# Given instruction
Continue the interview transcript about how companies organize their security teams, starting after its final sentence.

# Passage
====
You mentioned some small, and some bigger companies like Capital One. Is there any pattern that emerges, like when you look at the approach to security? Are there key–?
Could you look at that, whatever, that five-ish or so companies and security groups and say, “I can see these two or three cabs and how they even approach security where it sits in the org?”
Stu: Actually, despite the fact that I’ve been at mainly e-commerce companies or internet tech companies, there are reasonable differences in how teams are structured.
What they report into, the size of teams, budgets, sometimes the nature of the work has been reasonably similar in that we’re all fundamentally addressing very similar risks in the internet world.
Capital One gave me a really good insight into how secure is done at such a massive level.
The Capital One in the States is a big team, I think there’s over 500 engineers there. Or there was when I was there, and that’s huge.
I was really lucky to be able to see it and be it for a fairly short period of time, just how they did security there.
Big budgets, big team in the UK of over 40 people. There’s challenges in all of those roles and for different reasons, sometimes environments are easier to get things done, perhaps.
====
# Data section

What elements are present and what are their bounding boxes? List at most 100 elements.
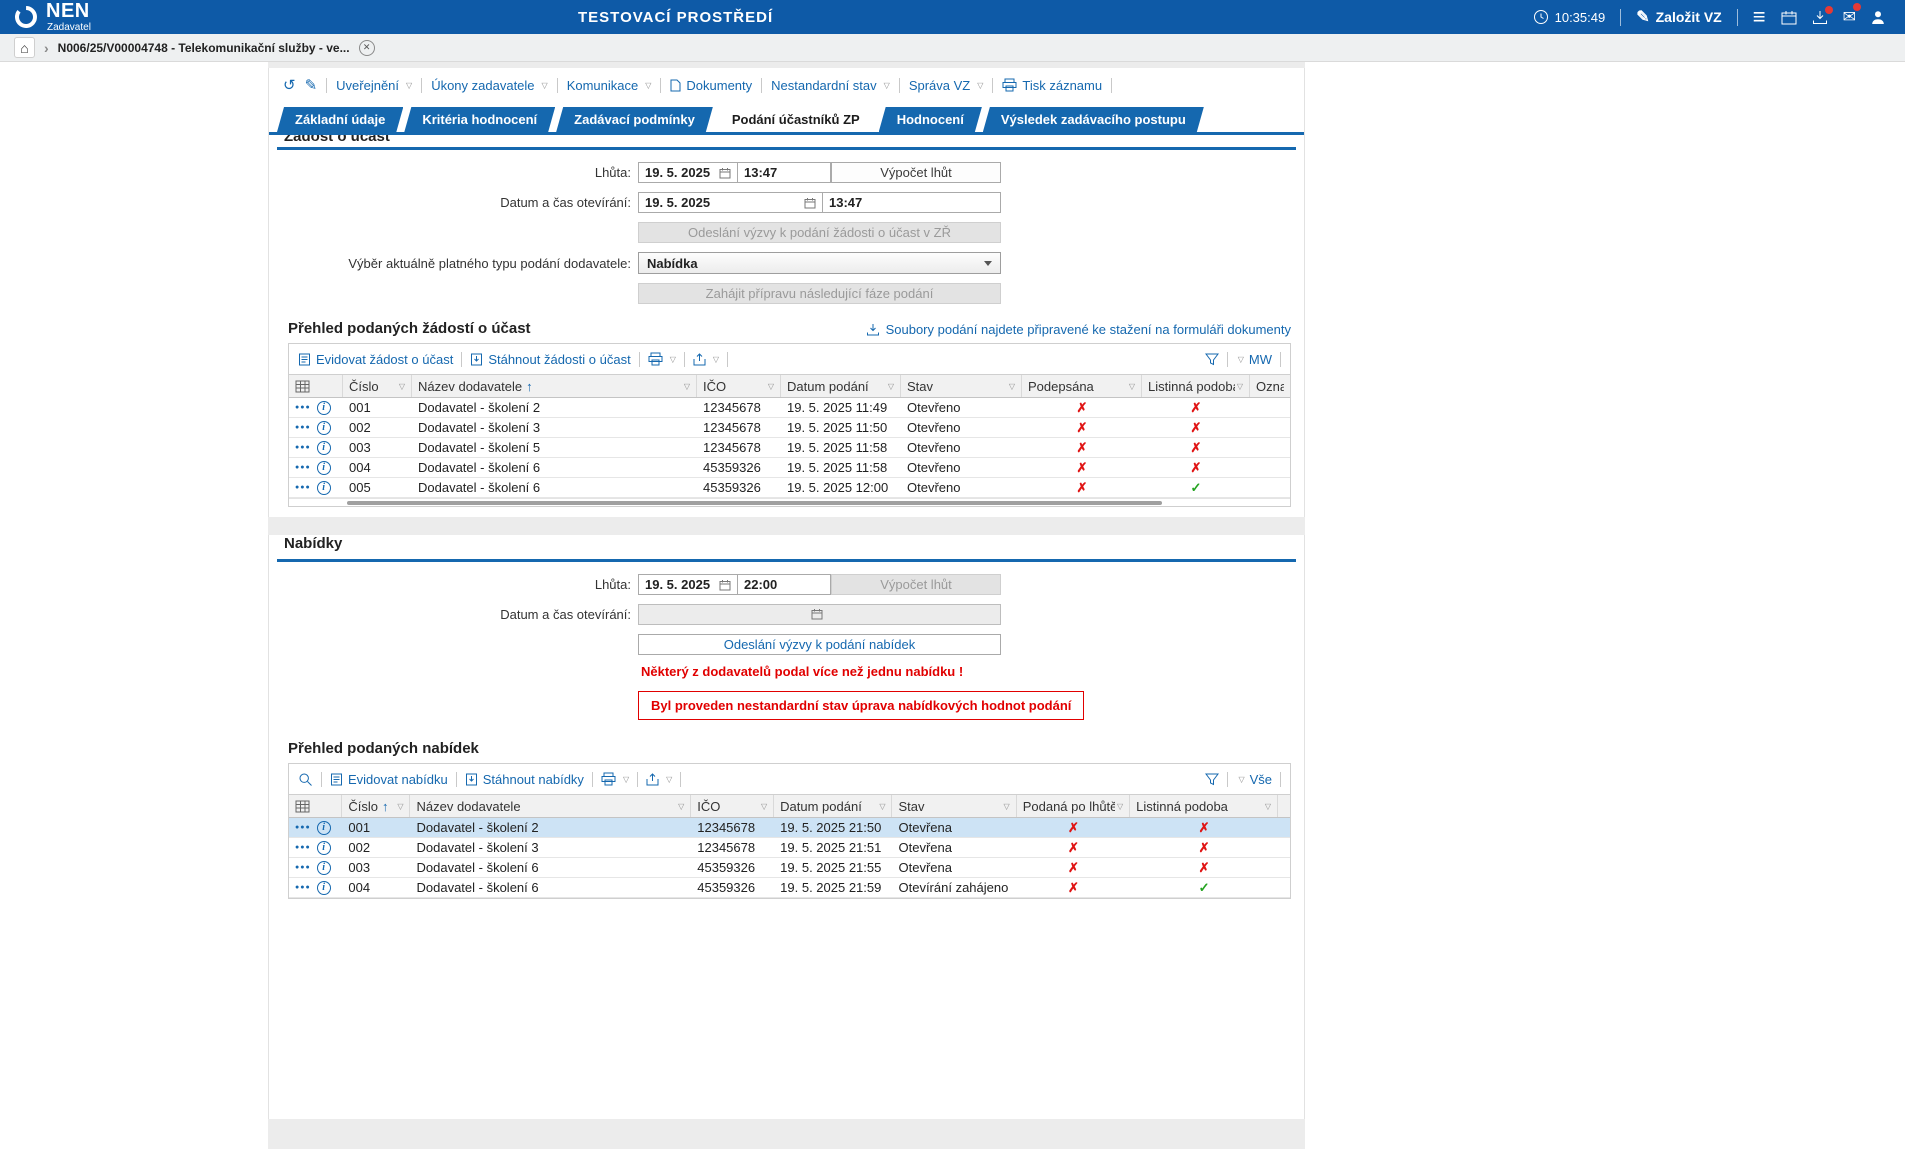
====
# Exercise result
I found Skyscanner and just now find it incredibly easy to drive the work that I want to drive. It’s by Agile, very culturally open.
Capital One was probably a little bit more difficult. It’s regulated, there’s compliance, there are things to consider because it’s such a bigger team and a bigger animal.
There’s perhaps more process compared to what you might get in smaller organizations, so it has been different for each role.
I think the one thing that I take from all of them is I’ve learned a huge amount in all of those roles, whether it’s went well or not so well, I’ve certainly up-skilled in a huge amount of areas. Not just security, in lots of different ways.
It’s been a really interesting journey.
Guy: So specifically, let’s maybe dig about this comment on driving change, or driving the behavior that you’re looking for getting things through, trying to get “Done” done.
How is that different, for instance, what are the steps if you want to influence developers?
Or could you give us some examples on maybe the Just Eat or Skyscanner type scenario, and how would a project look like and how would that defer?
Maybe a somewhat similar risk tackling in a Capital one or Photo Box?
Stu: We’re very agile, Skyscanner and Just Eat. In fact, all of those organizations I’ve worked for are agile.
Capital One was very agile for a financial organization, and mainly cloud-based.
Incredible for what is essentially a bank to be nearly cloud-first completely across their organization.
I think we have an agility within somewhere like Just Eat where we work in experience, we’re very closely aligned to engineering and to developers.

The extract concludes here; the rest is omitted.